→ Provided records:
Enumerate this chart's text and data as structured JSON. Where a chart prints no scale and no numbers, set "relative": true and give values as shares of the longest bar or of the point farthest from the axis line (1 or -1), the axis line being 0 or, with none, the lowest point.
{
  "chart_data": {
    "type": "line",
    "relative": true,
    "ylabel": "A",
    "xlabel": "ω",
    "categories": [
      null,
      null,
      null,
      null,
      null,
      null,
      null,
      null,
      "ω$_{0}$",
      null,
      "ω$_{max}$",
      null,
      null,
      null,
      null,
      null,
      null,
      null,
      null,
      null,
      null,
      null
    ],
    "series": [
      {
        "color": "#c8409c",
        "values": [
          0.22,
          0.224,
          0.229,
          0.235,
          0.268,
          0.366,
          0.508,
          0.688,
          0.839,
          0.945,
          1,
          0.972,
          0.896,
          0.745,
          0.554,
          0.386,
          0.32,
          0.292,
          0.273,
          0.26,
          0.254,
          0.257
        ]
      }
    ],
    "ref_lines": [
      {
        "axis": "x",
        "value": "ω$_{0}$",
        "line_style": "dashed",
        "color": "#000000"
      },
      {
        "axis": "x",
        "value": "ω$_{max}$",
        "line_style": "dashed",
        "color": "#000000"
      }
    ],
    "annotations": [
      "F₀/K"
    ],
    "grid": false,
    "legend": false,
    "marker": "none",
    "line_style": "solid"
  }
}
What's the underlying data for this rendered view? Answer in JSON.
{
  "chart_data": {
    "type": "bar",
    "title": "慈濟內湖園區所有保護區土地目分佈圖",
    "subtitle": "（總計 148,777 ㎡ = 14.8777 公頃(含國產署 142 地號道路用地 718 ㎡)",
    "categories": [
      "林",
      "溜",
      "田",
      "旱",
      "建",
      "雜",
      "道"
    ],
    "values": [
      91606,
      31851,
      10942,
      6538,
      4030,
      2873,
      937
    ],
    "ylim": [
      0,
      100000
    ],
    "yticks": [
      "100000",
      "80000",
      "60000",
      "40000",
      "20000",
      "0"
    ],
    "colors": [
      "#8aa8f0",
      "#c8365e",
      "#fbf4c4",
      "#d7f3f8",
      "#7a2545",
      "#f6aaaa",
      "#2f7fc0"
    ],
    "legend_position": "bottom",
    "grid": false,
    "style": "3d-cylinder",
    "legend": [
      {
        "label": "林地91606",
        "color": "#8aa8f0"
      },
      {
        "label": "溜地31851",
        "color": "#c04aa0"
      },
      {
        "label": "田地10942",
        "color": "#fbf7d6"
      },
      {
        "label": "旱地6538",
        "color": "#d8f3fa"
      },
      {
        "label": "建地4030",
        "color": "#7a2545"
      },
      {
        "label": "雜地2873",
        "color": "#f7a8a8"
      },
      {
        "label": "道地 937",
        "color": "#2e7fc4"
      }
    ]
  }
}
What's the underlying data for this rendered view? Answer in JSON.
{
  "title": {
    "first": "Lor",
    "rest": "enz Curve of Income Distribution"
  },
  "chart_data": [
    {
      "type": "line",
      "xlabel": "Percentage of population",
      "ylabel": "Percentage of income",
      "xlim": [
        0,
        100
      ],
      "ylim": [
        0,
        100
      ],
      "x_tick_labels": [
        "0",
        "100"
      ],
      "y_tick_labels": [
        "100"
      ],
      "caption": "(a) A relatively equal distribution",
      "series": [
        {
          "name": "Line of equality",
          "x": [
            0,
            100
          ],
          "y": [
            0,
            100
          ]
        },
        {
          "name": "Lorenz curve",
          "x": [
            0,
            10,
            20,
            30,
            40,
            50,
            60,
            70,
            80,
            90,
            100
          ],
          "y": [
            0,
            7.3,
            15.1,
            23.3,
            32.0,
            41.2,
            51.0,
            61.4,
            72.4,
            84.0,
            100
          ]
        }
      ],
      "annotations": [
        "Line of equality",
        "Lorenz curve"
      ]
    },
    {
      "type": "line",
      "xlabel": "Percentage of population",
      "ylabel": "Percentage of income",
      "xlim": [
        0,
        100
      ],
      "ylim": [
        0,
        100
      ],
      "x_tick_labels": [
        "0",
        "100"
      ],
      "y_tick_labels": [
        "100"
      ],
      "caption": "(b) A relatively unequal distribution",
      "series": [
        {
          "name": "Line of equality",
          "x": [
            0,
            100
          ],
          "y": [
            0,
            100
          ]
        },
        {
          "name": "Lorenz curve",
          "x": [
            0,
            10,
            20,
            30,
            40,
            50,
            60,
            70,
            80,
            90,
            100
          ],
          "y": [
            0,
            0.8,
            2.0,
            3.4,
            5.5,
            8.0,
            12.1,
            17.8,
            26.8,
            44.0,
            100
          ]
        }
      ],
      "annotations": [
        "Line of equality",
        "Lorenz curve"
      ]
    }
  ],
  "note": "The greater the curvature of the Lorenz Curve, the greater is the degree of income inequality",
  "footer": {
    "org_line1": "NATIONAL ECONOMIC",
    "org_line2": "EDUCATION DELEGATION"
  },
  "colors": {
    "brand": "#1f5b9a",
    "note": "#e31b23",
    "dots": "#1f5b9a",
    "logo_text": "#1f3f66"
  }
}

→ Exercise description:
Report each line in the data that holds the word "note".

→ Task answer:
  "note": "The greater the curvature of the Lorenz Curve, the greater is the degree of income inequality",
    "note": "#e31b23",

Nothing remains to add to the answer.